[Figure data in JSON]
-*-*-

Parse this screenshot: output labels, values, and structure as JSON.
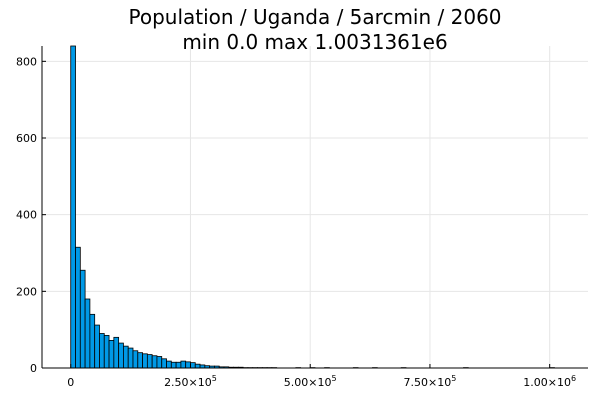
{
  "chart_data": {
    "type": "bar",
    "title": "Population / Uganda / 5arcmin / 2060",
    "subtitle": "min 0.0  max 1.0031361e6",
    "xlabel": "",
    "ylabel": "",
    "bin_width": 10000,
    "x_start": 0,
    "xlim": [
      -60000,
      1080000
    ],
    "ylim": [
      0,
      840
    ],
    "x_ticks": [
      {
        "value": 0,
        "mantissa": "0",
        "exp": ""
      },
      {
        "value": 250000,
        "mantissa": "2.50×10",
        "exp": "5"
      },
      {
        "value": 500000,
        "mantissa": "5.00×10",
        "exp": "5"
      },
      {
        "value": 750000,
        "mantissa": "7.50×10",
        "exp": "5"
      },
      {
        "value": 1000000,
        "mantissa": "1.00×10",
        "exp": "6"
      }
    ],
    "y_ticks": [
      0,
      200,
      400,
      600,
      800
    ],
    "grid": true,
    "legend": "none",
    "bar_color": "#0099e6",
    "counts": [
      842,
      315,
      255,
      180,
      140,
      112,
      90,
      85,
      72,
      80,
      65,
      57,
      52,
      45,
      40,
      37,
      35,
      32,
      30,
      24,
      18,
      15,
      15,
      18,
      16,
      14,
      10,
      8,
      6,
      5,
      5,
      3,
      3,
      2,
      2,
      2,
      1,
      1,
      1,
      1,
      1,
      1,
      1,
      0,
      0,
      0,
      0,
      1,
      0,
      0,
      1,
      0,
      0,
      1,
      0,
      0,
      0,
      0,
      0,
      1,
      0,
      0,
      0,
      1,
      0,
      0,
      0,
      0,
      0,
      1,
      0,
      0,
      0,
      0,
      0,
      0,
      0,
      0,
      0,
      0,
      0,
      0,
      1,
      0,
      0,
      0,
      0,
      0,
      0,
      0,
      0,
      0,
      0,
      0,
      0,
      0,
      0,
      0,
      0,
      0,
      1
    ]
  }
}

-*-*-

**WHAT IS EXPECTED**
Extract each line from the listing that holds the word "mantissa".

**TASK ANSWER**
        "mantissa": "0",
        "mantissa": "2.50×10",
        "mantissa": "5.00×10",
        "mantissa": "7.50×10",
        "mantissa": "1.00×10",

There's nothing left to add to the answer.